[start]

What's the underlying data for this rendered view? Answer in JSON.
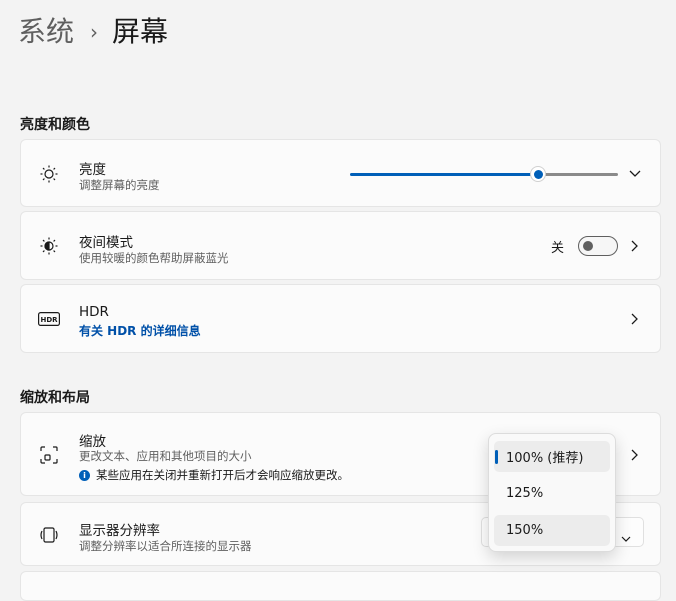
{
  "breadcrumb": {
    "parent": "系统",
    "separator": "›",
    "current": "屏幕"
  },
  "sections": {
    "brightness_color": "亮度和颜色",
    "scale_layout": "缩放和布局"
  },
  "brightness": {
    "title": "亮度",
    "subtitle": "调整屏幕的亮度",
    "level_percent": 70
  },
  "night_light": {
    "title": "夜间模式",
    "subtitle": "使用较暖的颜色帮助屏蔽蓝光",
    "state_label": "关"
  },
  "hdr": {
    "title": "HDR",
    "link": "有关 HDR 的详细信息"
  },
  "scale": {
    "title": "缩放",
    "subtitle": "更改文本、应用和其他项目的大小",
    "info": "某些应用在关闭并重新打开后才会响应缩放更改。",
    "options": [
      "100% (推荐)",
      "125%",
      "150%"
    ],
    "selected": "100% (推荐)"
  },
  "resolution": {
    "title": "显示器分辨率",
    "subtitle": "调整分辨率以适合所连接的显示器"
  },
  "colors": {
    "accent": "#005fb8",
    "link": "#0050a8"
  }
}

[end]

▸ DESCRIPTION OF THE TASK: Retype the data above exactly; pictures are not part of the copy.

▸ FINAL ANSWER:
What's the underlying data for this rendered view? Answer in JSON.
{
  "breadcrumb": {
    "parent": "系统",
    "separator": "›",
    "current": "屏幕"
  },
  "sections": {
    "brightness_color": "亮度和颜色",
    "scale_layout": "缩放和布局"
  },
  "brightness": {
    "title": "亮度",
    "subtitle": "调整屏幕的亮度",
    "level_percent": 70
  },
  "night_light": {
    "title": "夜间模式",
    "subtitle": "使用较暖的颜色帮助屏蔽蓝光",
    "state_label": "关"
  },
  "hdr": {
    "title": "HDR",
    "link": "有关 HDR 的详细信息"
  },
  "scale": {
    "title": "缩放",
    "subtitle": "更改文本、应用和其他项目的大小",
    "info": "某些应用在关闭并重新打开后才会响应缩放更改。",
    "options": [
      "100% (推荐)",
      "125%",
      "150%"
    ],
    "selected": "100% (推荐)"
  },
  "resolution": {
    "title": "显示器分辨率",
    "subtitle": "调整分辨率以适合所连接的显示器"
  },
  "colors": {
    "accent": "#005fb8",
    "link": "#0050a8"
  }
}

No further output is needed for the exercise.